BEGIN Data for the task

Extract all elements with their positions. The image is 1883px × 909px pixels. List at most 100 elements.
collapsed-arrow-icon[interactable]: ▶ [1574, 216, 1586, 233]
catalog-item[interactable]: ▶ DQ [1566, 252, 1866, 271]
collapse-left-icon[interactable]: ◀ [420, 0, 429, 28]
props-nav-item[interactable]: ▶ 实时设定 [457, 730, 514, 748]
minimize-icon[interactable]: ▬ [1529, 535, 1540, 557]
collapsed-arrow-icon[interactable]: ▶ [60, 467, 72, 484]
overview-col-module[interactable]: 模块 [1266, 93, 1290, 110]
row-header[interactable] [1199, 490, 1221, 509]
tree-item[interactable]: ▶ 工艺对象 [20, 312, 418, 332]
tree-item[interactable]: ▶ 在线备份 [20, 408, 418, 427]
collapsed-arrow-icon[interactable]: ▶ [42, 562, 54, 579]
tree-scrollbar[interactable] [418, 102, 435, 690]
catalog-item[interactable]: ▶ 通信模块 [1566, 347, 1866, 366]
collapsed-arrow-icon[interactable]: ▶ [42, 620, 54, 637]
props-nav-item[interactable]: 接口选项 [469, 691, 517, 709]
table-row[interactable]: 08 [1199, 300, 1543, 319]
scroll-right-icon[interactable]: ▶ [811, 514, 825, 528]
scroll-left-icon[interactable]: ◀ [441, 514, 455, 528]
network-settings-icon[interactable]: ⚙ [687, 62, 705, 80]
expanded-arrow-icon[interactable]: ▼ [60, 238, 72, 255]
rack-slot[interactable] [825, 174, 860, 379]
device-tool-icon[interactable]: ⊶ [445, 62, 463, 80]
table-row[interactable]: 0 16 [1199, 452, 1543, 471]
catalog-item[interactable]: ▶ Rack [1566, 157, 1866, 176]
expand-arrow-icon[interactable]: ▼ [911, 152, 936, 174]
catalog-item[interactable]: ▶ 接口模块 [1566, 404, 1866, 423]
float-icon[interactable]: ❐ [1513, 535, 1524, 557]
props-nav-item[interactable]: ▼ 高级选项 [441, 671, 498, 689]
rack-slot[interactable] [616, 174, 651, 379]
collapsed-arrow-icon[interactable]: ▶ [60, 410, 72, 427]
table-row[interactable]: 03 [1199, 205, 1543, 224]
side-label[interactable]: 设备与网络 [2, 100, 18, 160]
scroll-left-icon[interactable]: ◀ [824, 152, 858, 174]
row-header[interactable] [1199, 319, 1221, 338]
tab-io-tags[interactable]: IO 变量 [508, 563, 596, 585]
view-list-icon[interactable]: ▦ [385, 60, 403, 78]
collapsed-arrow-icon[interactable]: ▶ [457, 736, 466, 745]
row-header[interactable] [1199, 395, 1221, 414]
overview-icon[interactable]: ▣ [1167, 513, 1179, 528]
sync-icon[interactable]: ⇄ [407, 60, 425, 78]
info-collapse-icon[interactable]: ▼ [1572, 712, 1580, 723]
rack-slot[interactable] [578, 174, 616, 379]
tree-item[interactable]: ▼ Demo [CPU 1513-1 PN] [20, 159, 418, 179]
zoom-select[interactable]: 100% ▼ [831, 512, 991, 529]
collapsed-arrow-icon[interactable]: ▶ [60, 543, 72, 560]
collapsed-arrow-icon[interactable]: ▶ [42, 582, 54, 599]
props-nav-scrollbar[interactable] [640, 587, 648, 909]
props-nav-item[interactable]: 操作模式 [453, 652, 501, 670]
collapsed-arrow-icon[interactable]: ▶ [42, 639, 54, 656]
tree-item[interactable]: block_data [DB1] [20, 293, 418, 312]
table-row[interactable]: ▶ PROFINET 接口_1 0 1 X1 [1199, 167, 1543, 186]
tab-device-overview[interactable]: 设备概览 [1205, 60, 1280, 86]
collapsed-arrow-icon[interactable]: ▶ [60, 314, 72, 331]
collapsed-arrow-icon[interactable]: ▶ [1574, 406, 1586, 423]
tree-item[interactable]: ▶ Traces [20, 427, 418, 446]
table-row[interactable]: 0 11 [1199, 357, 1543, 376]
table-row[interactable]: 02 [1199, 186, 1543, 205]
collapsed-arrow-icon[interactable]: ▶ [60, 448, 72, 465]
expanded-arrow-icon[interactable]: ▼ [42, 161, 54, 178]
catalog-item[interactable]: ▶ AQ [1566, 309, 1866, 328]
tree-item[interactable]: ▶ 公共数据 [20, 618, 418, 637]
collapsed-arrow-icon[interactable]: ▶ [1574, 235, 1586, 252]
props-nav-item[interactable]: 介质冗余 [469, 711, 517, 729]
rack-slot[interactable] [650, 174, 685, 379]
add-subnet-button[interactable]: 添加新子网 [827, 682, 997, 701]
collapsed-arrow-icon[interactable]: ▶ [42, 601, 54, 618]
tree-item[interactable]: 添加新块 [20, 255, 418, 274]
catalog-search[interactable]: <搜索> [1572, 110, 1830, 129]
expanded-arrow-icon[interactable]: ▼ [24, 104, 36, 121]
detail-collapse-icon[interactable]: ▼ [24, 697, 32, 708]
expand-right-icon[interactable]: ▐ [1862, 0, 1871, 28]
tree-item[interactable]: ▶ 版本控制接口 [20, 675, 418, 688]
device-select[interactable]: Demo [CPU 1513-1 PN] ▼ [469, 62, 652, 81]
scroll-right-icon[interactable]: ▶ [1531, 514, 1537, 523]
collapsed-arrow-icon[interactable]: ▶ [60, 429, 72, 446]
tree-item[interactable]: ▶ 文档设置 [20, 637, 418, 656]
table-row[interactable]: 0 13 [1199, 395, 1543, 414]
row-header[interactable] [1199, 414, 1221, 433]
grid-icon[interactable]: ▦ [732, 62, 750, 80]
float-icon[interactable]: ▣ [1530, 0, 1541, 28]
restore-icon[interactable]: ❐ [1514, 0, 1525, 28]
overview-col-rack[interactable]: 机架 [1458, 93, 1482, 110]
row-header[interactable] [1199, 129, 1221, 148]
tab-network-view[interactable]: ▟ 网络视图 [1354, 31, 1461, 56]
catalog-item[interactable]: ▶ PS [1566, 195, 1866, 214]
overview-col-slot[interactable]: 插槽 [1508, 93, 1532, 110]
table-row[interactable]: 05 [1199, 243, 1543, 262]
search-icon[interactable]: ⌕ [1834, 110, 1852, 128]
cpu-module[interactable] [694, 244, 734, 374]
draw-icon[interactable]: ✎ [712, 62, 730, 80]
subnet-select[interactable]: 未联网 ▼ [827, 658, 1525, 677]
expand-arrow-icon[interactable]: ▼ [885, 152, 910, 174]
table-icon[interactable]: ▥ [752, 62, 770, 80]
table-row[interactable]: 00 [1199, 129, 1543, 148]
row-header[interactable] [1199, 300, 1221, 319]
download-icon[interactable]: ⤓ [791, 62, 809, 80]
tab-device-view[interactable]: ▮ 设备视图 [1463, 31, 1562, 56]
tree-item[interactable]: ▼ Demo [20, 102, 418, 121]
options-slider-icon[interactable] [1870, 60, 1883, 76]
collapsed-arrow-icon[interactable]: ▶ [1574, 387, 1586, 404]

END Data for the task

Required work – Copy every line of the records above verbatim, keeping each character unchanged.

Output for this exercise –
Extract all elements with their positions. The image is 1883px × 909px pixels. List at most 100 elements.
collapsed-arrow-icon[interactable]: ▶ [1574, 216, 1586, 233]
catalog-item[interactable]: ▶ DQ [1566, 252, 1866, 271]
collapse-left-icon[interactable]: ◀ [420, 0, 429, 28]
props-nav-item[interactable]: ▶ 实时设定 [457, 730, 514, 748]
minimize-icon[interactable]: ▬ [1529, 535, 1540, 557]
collapsed-arrow-icon[interactable]: ▶ [60, 467, 72, 484]
overview-col-module[interactable]: 模块 [1266, 93, 1290, 110]
row-header[interactable] [1199, 490, 1221, 509]
tree-item[interactable]: ▶ 工艺对象 [20, 312, 418, 332]
tree-item[interactable]: ▶ 在线备份 [20, 408, 418, 427]
collapsed-arrow-icon[interactable]: ▶ [42, 562, 54, 579]
tree-scrollbar[interactable] [418, 102, 435, 690]
catalog-item[interactable]: ▶ 通信模块 [1566, 347, 1866, 366]
collapsed-arrow-icon[interactable]: ▶ [42, 620, 54, 637]
props-nav-item[interactable]: 接口选项 [469, 691, 517, 709]
table-row[interactable]: 08 [1199, 300, 1543, 319]
scroll-right-icon[interactable]: ▶ [811, 514, 825, 528]
scroll-left-icon[interactable]: ◀ [441, 514, 455, 528]
network-settings-icon[interactable]: ⚙ [687, 62, 705, 80]
expanded-arrow-icon[interactable]: ▼ [60, 238, 72, 255]
rack-slot[interactable] [825, 174, 860, 379]
device-tool-icon[interactable]: ⊶ [445, 62, 463, 80]
table-row[interactable]: 0 16 [1199, 452, 1543, 471]
catalog-item[interactable]: ▶ Rack [1566, 157, 1866, 176]
expand-arrow-icon[interactable]: ▼ [911, 152, 936, 174]
catalog-item[interactable]: ▶ 接口模块 [1566, 404, 1866, 423]
float-icon[interactable]: ❐ [1513, 535, 1524, 557]
props-nav-item[interactable]: ▼ 高级选项 [441, 671, 498, 689]
rack-slot[interactable] [616, 174, 651, 379]
collapsed-arrow-icon[interactable]: ▶ [60, 410, 72, 427]
table-row[interactable]: 03 [1199, 205, 1543, 224]
side-label[interactable]: 设备与网络 [2, 100, 18, 160]
scroll-left-icon[interactable]: ◀ [824, 152, 858, 174]
row-header[interactable] [1199, 319, 1221, 338]
tab-io-tags[interactable]: IO 变量 [508, 563, 596, 585]
view-list-icon[interactable]: ▦ [385, 60, 403, 78]
collapsed-arrow-icon[interactable]: ▶ [457, 736, 466, 745]
row-header[interactable] [1199, 395, 1221, 414]
overview-icon[interactable]: ▣ [1167, 513, 1179, 528]
sync-icon[interactable]: ⇄ [407, 60, 425, 78]
info-collapse-icon[interactable]: ▼ [1572, 712, 1580, 723]
rack-slot[interactable] [578, 174, 616, 379]
tree-item[interactable]: ▼ Demo [CPU 1513-1 PN] [20, 159, 418, 179]
zoom-select[interactable]: 100% ▼ [831, 512, 991, 529]
collapsed-arrow-icon[interactable]: ▶ [60, 543, 72, 560]
collapsed-arrow-icon[interactable]: ▶ [42, 582, 54, 599]
props-nav-scrollbar[interactable] [640, 587, 648, 909]
props-nav-item[interactable]: 操作模式 [453, 652, 501, 670]
collapsed-arrow-icon[interactable]: ▶ [42, 639, 54, 656]
tree-item[interactable]: block_data [DB1] [20, 293, 418, 312]
table-row[interactable]: ▶ PROFINET 接口_1 0 1 X1 [1199, 167, 1543, 186]
tab-device-overview[interactable]: 设备概览 [1205, 60, 1280, 86]
collapsed-arrow-icon[interactable]: ▶ [60, 314, 72, 331]
collapsed-arrow-icon[interactable]: ▶ [1574, 406, 1586, 423]
tree-item[interactable]: ▶ Traces [20, 427, 418, 446]
table-row[interactable]: 0 11 [1199, 357, 1543, 376]
table-row[interactable]: 02 [1199, 186, 1543, 205]
collapsed-arrow-icon[interactable]: ▶ [60, 448, 72, 465]
expanded-arrow-icon[interactable]: ▼ [42, 161, 54, 178]
catalog-item[interactable]: ▶ AQ [1566, 309, 1866, 328]
tree-item[interactable]: ▶ 公共数据 [20, 618, 418, 637]
collapsed-arrow-icon[interactable]: ▶ [1574, 235, 1586, 252]
props-nav-item[interactable]: 介质冗余 [469, 711, 517, 729]
rack-slot[interactable] [650, 174, 685, 379]
add-subnet-button[interactable]: 添加新子网 [827, 682, 997, 701]
collapsed-arrow-icon[interactable]: ▶ [42, 601, 54, 618]
tree-item[interactable]: 添加新块 [20, 255, 418, 274]
catalog-search[interactable]: <搜索> [1572, 110, 1830, 129]
expanded-arrow-icon[interactable]: ▼ [24, 104, 36, 121]
detail-collapse-icon[interactable]: ▼ [24, 697, 32, 708]
expand-right-icon[interactable]: ▐ [1862, 0, 1871, 28]
tree-item[interactable]: ▶ 版本控制接口 [20, 675, 418, 688]
device-select[interactable]: Demo [CPU 1513-1 PN] ▼ [469, 62, 652, 81]
scroll-right-icon[interactable]: ▶ [1531, 514, 1537, 523]
collapsed-arrow-icon[interactable]: ▶ [60, 429, 72, 446]
tree-item[interactable]: ▶ 文档设置 [20, 637, 418, 656]
table-row[interactable]: 0 13 [1199, 395, 1543, 414]
row-header[interactable] [1199, 414, 1221, 433]
grid-icon[interactable]: ▦ [732, 62, 750, 80]
float-icon[interactable]: ▣ [1530, 0, 1541, 28]
restore-icon[interactable]: ❐ [1514, 0, 1525, 28]
overview-col-rack[interactable]: 机架 [1458, 93, 1482, 110]
row-header[interactable] [1199, 129, 1221, 148]
tab-network-view[interactable]: ▟ 网络视图 [1354, 31, 1461, 56]
catalog-item[interactable]: ▶ PS [1566, 195, 1866, 214]
overview-col-slot[interactable]: 插槽 [1508, 93, 1532, 110]
table-row[interactable]: 05 [1199, 243, 1543, 262]
search-icon[interactable]: ⌕ [1834, 110, 1852, 128]
cpu-module[interactable] [694, 244, 734, 374]
draw-icon[interactable]: ✎ [712, 62, 730, 80]
subnet-select[interactable]: 未联网 ▼ [827, 658, 1525, 677]
expand-arrow-icon[interactable]: ▼ [885, 152, 910, 174]
table-icon[interactable]: ▥ [752, 62, 770, 80]
table-row[interactable]: 00 [1199, 129, 1543, 148]
row-header[interactable] [1199, 300, 1221, 319]
download-icon[interactable]: ⤓ [791, 62, 809, 80]
tab-device-view[interactable]: ▮ 设备视图 [1463, 31, 1562, 56]
tree-item[interactable]: ▼ Demo [20, 102, 418, 121]
options-slider-icon[interactable] [1870, 60, 1883, 76]
collapsed-arrow-icon[interactable]: ▶ [1574, 387, 1586, 404]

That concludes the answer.